▶ [What is required] Output every entry exactly as written, but omit the pictures.

━━━━━ Material for this task ━━━━━

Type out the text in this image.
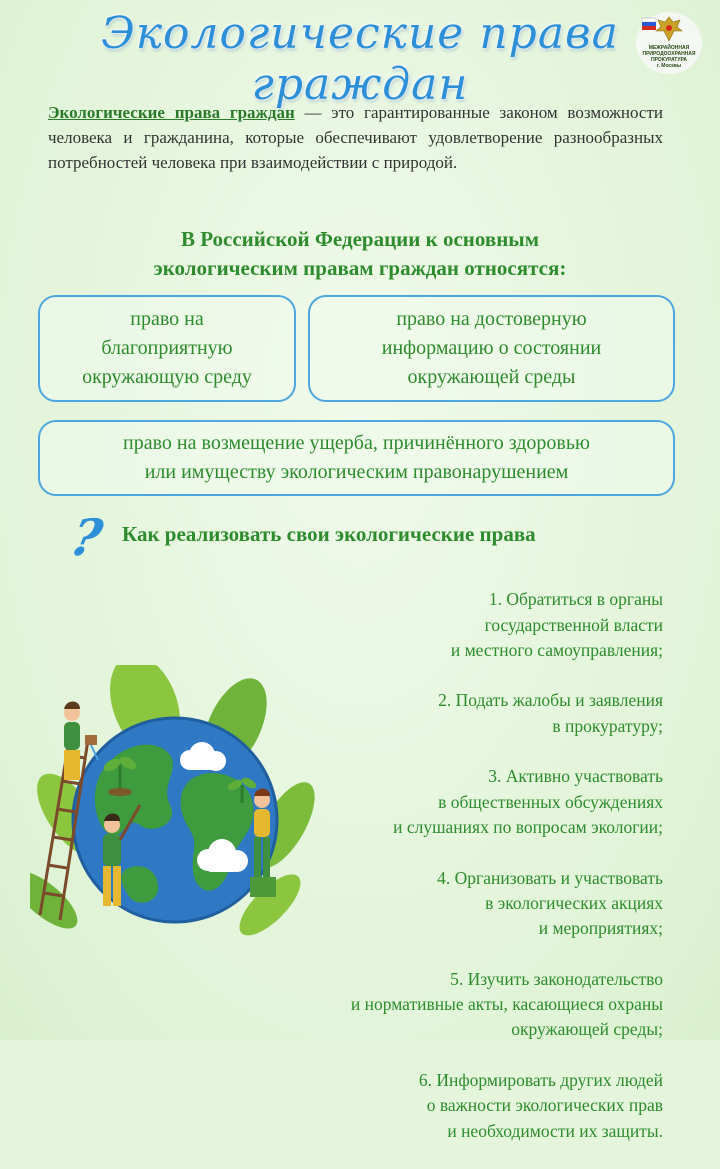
Экологические права граждан
МЕЖРАЙОННАЯ
ПРИРОДООХРАННАЯ
ПРОКУРАТУРА
г. Москвы
Экологические права граждан — это гарантированные законом возможности человека и гражданина, которые обеспечивают удовлетворение разнообразных потребностей человека при взаимодействии с природой.
В Российской Федерации к основным
экологическим правам граждан относятся:
право на
благоприятную
окружающую среду
право на достоверную
информацию о состоянии
окружающей среды
право на возмещение ущерба, причинённого здоровью
или имуществу экологическим правонарушением
? Как реализовать свои экологические права

1. Обратиться в органы
государственной власти
и местного самоуправления;

2. Подать жалобы и заявления
в прокуратуру;

3. Активно участвовать
в общественных обсуждениях
и слушаниях по вопросам экологии;

4. Организовать и участвовать
в экологических акциях
и мероприятиях;

5. Изучить законодательство
и нормативные акты, касающиеся охраны
окружающей среды;

6. Информировать других людей
о важности экологических прав
и необходимости их защиты.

━━━━━

▶ [The completed task]
Type out the text in this image.
Экологические права граждан
МЕЖРАЙОННАЯ
ПРИРОДООХРАННАЯ
ПРОКУРАТУРА
г. Москвы
Экологические права граждан — это гарантированные законом возможности человека и гражданина, которые обеспечивают удовлетворение разнообразных потребностей человека при взаимодействии с природой.
В Российской Федерации к основным
экологическим правам граждан относятся:
право на
благоприятную
окружающую среду
право на достоверную
информацию о состоянии
окружающей среды
право на возмещение ущерба, причинённого здоровью
или имуществу экологическим правонарушением
? Как реализовать свои экологические права

1. Обратиться в органы
государственной власти
и местного самоуправления;

2. Подать жалобы и заявления
в прокуратуру;

3. Активно участвовать
в общественных обсуждениях
и слушаниях по вопросам экологии;

4. Организовать и участвовать
в экологических акциях
и мероприятиях;

5. Изучить законодательство
и нормативные акты, касающиеся охраны
окружающей среды;

6. Информировать других людей
о важности экологических прав
и необходимости их защиты.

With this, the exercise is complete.